→ WHAT TO DO: Copy every line of the listing below word for word, leaving out the pictures.

→ EXCERPTED RECORDS:
--------------------

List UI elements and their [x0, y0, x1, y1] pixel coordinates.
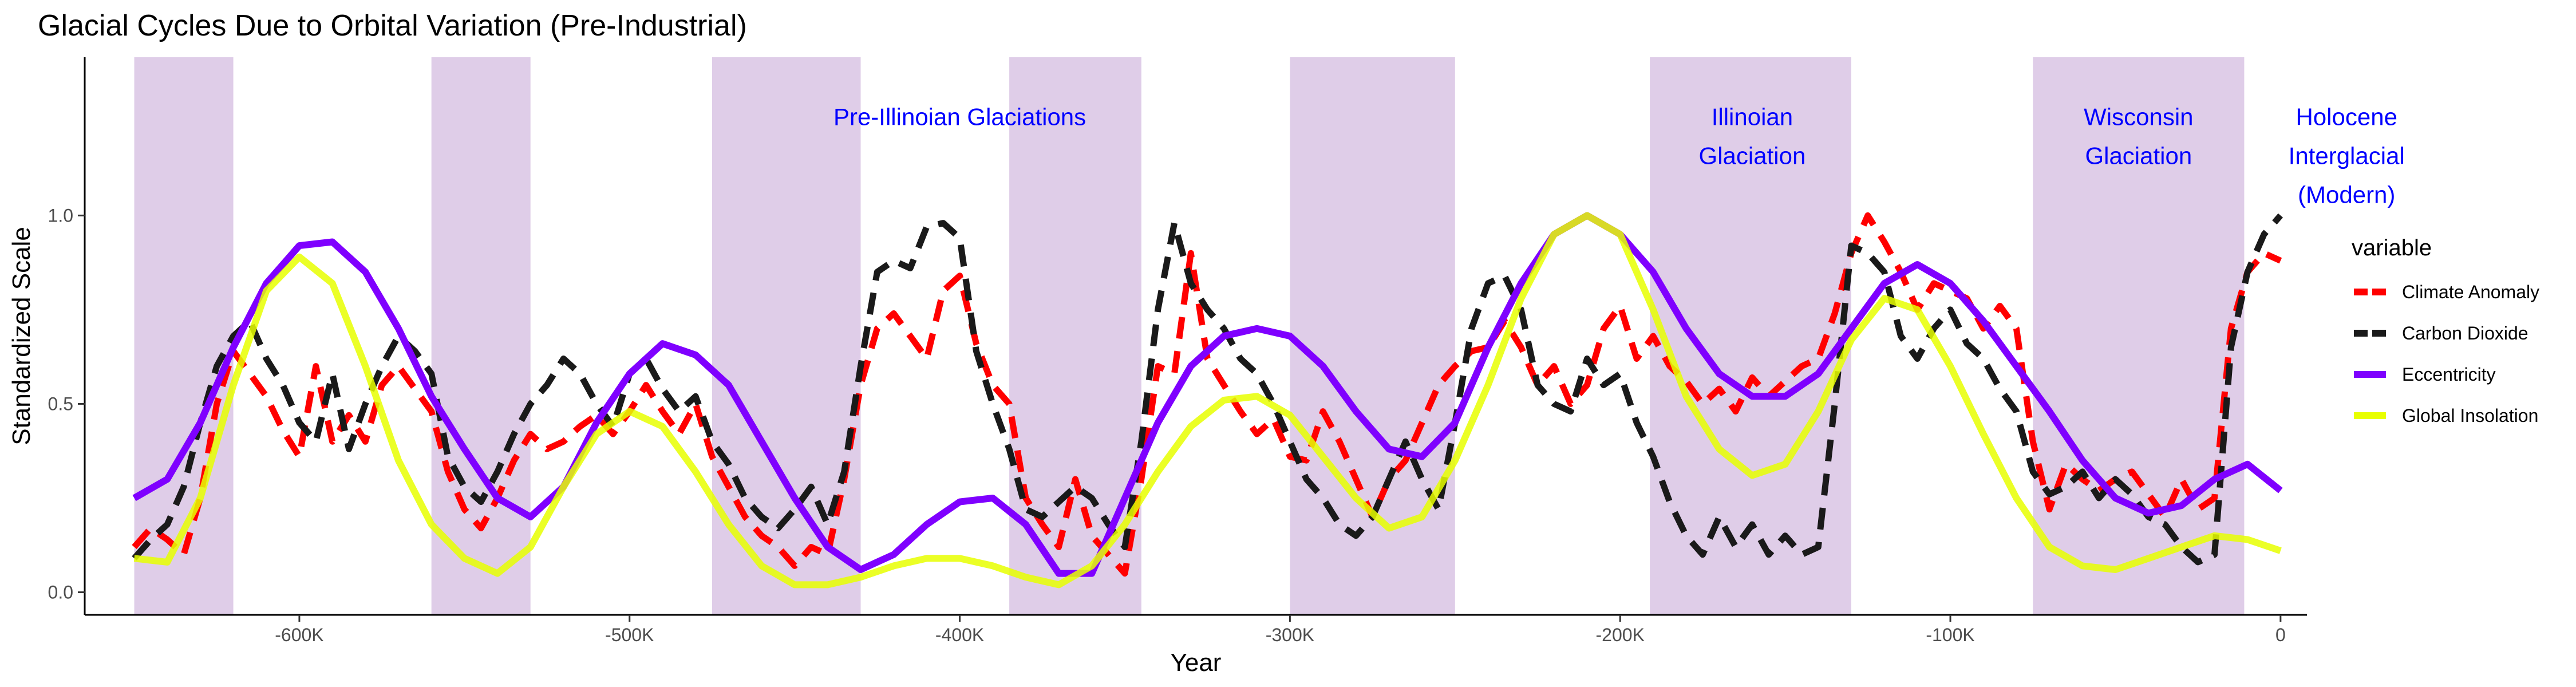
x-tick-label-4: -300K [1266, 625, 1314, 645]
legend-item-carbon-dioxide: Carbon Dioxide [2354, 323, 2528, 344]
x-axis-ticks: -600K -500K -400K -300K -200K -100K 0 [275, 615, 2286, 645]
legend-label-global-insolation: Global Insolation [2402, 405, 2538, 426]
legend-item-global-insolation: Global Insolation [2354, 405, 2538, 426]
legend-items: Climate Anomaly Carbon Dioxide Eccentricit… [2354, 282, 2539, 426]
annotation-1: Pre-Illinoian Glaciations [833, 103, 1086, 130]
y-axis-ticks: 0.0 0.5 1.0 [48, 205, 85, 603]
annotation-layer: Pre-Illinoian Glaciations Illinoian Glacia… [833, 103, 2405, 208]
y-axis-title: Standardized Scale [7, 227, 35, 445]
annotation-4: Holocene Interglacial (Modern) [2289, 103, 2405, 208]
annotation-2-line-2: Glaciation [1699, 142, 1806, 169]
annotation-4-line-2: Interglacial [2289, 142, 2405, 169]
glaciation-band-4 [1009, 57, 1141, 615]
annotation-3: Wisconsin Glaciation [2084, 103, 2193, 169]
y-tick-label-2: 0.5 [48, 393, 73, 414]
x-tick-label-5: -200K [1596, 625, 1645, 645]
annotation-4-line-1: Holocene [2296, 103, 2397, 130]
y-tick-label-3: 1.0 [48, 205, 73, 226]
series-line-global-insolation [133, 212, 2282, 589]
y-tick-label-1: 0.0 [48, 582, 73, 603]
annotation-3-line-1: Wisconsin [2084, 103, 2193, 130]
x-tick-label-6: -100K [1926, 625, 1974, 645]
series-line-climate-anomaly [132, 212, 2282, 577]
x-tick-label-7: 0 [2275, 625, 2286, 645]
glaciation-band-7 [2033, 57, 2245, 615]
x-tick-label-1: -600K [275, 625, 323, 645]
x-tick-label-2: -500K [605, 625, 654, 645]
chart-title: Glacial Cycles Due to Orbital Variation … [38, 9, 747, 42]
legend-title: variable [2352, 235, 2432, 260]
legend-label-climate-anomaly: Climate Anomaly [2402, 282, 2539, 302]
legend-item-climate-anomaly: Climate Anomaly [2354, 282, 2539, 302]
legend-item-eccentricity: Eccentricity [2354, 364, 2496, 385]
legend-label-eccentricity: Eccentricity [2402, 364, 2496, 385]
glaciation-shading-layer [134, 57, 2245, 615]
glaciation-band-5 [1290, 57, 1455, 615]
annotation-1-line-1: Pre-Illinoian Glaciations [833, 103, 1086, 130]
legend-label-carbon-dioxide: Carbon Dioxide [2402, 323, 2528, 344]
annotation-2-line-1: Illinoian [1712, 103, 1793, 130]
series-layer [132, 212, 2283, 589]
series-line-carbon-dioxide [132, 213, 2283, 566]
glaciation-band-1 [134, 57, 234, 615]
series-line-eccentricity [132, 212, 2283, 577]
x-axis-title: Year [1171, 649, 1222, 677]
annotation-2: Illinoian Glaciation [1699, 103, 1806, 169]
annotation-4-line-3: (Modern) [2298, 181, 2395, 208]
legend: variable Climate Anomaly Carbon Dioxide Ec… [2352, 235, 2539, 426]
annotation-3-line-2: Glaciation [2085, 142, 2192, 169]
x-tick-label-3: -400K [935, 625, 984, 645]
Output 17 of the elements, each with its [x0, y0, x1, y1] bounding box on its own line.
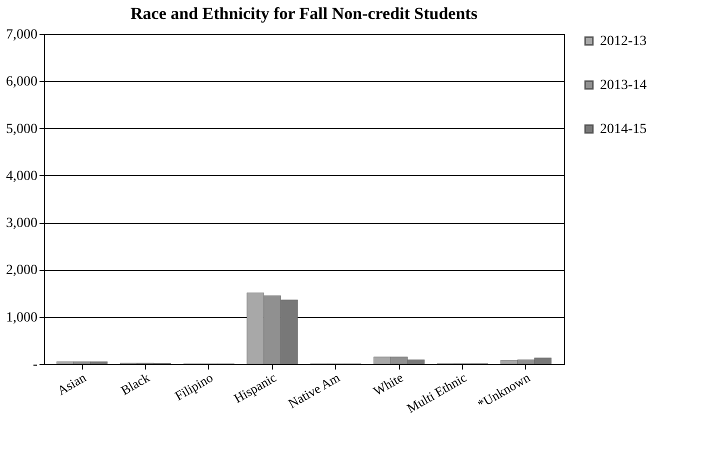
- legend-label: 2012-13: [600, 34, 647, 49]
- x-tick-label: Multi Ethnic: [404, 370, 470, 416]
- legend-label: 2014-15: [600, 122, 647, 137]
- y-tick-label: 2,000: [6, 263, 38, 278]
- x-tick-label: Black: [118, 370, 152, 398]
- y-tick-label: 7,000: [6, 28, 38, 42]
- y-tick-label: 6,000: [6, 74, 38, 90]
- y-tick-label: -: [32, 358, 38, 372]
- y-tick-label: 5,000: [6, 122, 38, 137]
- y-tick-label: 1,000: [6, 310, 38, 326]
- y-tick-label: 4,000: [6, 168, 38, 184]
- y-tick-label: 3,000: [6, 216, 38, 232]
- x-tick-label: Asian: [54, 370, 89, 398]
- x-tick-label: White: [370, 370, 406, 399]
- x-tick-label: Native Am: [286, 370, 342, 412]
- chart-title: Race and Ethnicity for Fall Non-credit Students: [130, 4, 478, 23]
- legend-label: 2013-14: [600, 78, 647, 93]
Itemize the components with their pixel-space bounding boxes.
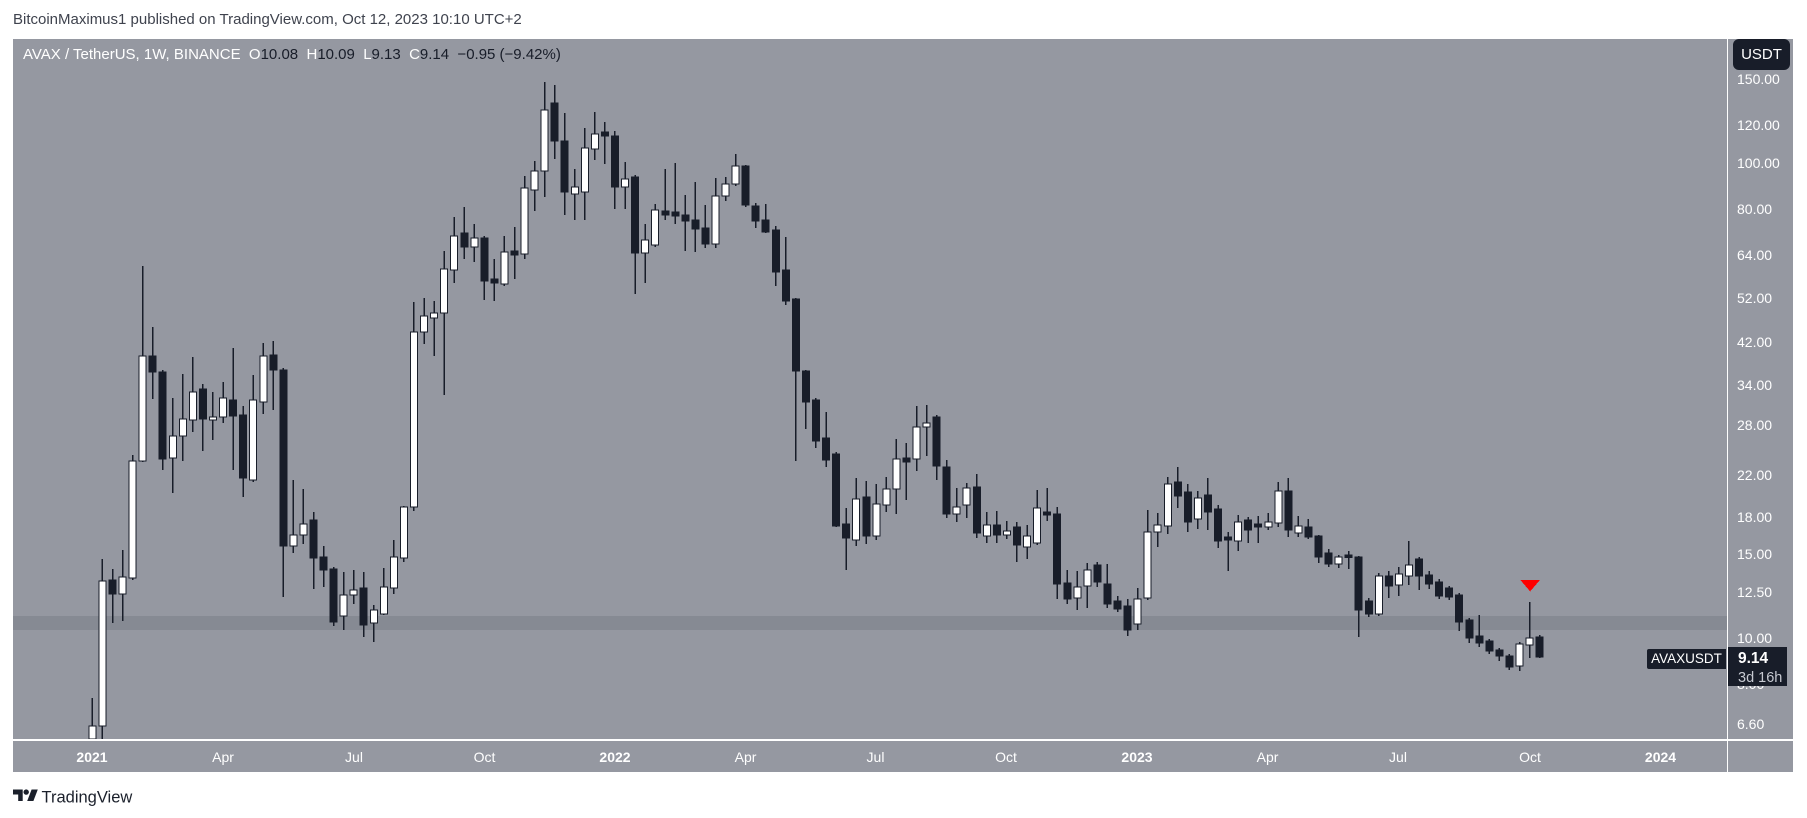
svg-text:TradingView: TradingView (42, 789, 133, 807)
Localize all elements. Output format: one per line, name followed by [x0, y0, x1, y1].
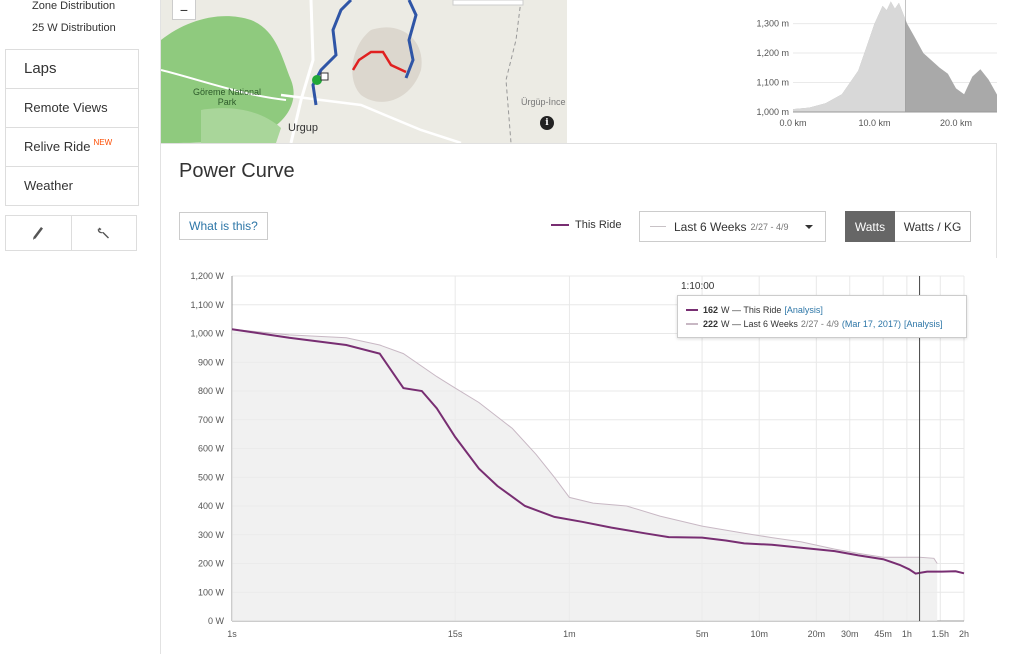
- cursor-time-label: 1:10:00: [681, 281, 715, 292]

--------------------

→ WORKED ANSWER:
List UI elements and their [x0, y0, x1, y1] pixel coordinates.
x-tick-label-4: -300K [1266, 625, 1314, 645]
legend-item-carbon-dioxide: Carbon Dioxide [2354, 323, 2528, 344]
x-axis-ticks: -600K -500K -400K -300K -200K -100K 0 [275, 615, 2286, 645]
legend-label-global-insolation: Global Insolation [2402, 405, 2538, 426]
legend-item-global-insolation: Global Insolation [2354, 405, 2538, 426]
legend-items: Climate Anomaly Carbon Dioxide Eccentricit… [2354, 282, 2539, 426]
annotation-1: Pre-Illinoian Glaciations [833, 103, 1086, 130]
y-axis-ticks: 0.0 0.5 1.0 [48, 205, 85, 603]
annotation-layer: Pre-Illinoian Glaciations Illinoian Glacia… [833, 103, 2405, 208]
y-axis-title: Standardized Scale [7, 227, 35, 445]
annotation-4: Holocene Interglacial (Modern) [2289, 103, 2405, 208]
annotation-2-line-2: Glaciation [1699, 142, 1806, 169]
annotation-4-line-2: Interglacial [2289, 142, 2405, 169]
glaciation-band-4 [1009, 57, 1141, 615]
annotation-3: Wisconsin Glaciation [2084, 103, 2193, 169]
y-tick-label-2: 0.5 [48, 393, 73, 414]
x-tick-label-5: -200K [1596, 625, 1645, 645]
annotation-4-line-1: Holocene [2296, 103, 2397, 130]
y-tick-label-3: 1.0 [48, 205, 73, 226]
series-line-global-insolation [133, 212, 2282, 589]
y-tick-label-1: 0.0 [48, 582, 73, 603]
annotation-3-line-1: Wisconsin [2084, 103, 2193, 130]
x-tick-label-6: -100K [1926, 625, 1974, 645]
series-line-climate-anomaly [132, 212, 2282, 577]
x-tick-label-7: 0 [2275, 625, 2286, 645]
glaciation-band-7 [2033, 57, 2245, 615]
x-tick-label-1: -600K [275, 625, 323, 645]
x-tick-label-2: -500K [605, 625, 654, 645]
chart-title: Glacial Cycles Due to Orbital Variation … [38, 9, 747, 42]
legend-title: variable [2352, 235, 2432, 260]
legend-label-climate-anomaly: Climate Anomaly [2402, 282, 2539, 302]
legend-item-climate-anomaly: Climate Anomaly [2354, 282, 2539, 302]
legend-item-eccentricity: Eccentricity [2354, 364, 2496, 385]
legend-label-eccentricity: Eccentricity [2402, 364, 2496, 385]
glaciation-shading-layer [134, 57, 2245, 615]
glaciation-band-5 [1290, 57, 1455, 615]
annotation-1-line-1: Pre-Illinoian Glaciations [833, 103, 1086, 130]
legend-label-carbon-dioxide: Carbon Dioxide [2402, 323, 2528, 344]
annotation-2-line-1: Illinoian [1712, 103, 1793, 130]
series-layer [132, 212, 2283, 589]
series-line-carbon-dioxide [132, 213, 2283, 566]
glaciation-band-1 [134, 57, 234, 615]
series-line-eccentricity [132, 212, 2283, 577]
x-axis-title: Year [1171, 649, 1222, 677]
annotation-2: Illinoian Glaciation [1699, 103, 1806, 169]
annotation-4-line-3: (Modern) [2298, 181, 2395, 208]
legend: variable Climate Anomaly Carbon Dioxide Ec… [2352, 235, 2539, 426]
annotation-3-line-2: Glaciation [2085, 142, 2192, 169]
x-tick-label-3: -400K [935, 625, 984, 645]
Output 17 of the elements, each with its [x0, y0, x1, y1] bounding box on its own line.
- legend-label: 2012-13: [600, 34, 647, 49]
- x-tick-label: Multi Ethnic: [404, 370, 470, 416]
- legend-label: 2014-15: [600, 122, 647, 137]
- y-tick-label: 2,000: [6, 263, 38, 278]
- x-tick-label: Black: [118, 370, 152, 398]
- y-tick-label: 7,000: [6, 28, 38, 42]
- y-tick-label: 6,000: [6, 74, 38, 90]
- y-tick-label: -: [32, 358, 38, 372]
- y-tick-label: 5,000: [6, 122, 38, 137]
- y-tick-label: 1,000: [6, 310, 38, 326]
- y-tick-label: 4,000: [6, 168, 38, 184]
- y-tick-label: 3,000: [6, 216, 38, 232]
- x-tick-label: Asian: [54, 370, 89, 398]
- x-tick-label: White: [370, 370, 406, 399]
- x-tick-label: Native Am: [286, 370, 342, 412]
- chart-title: Race and Ethnicity for Fall Non-credit Students: [130, 4, 478, 23]
- legend-label: 2013-14: [600, 78, 647, 93]
Itemize the components with their pixel-space bounding boxes.
svg-text:TradingView: TradingView (42, 789, 133, 807)
Localize all elements. Output format: one per line, name followed by [x0, y0, x1, y1].
- cursor-time-label: 1:10:00: [681, 281, 715, 292]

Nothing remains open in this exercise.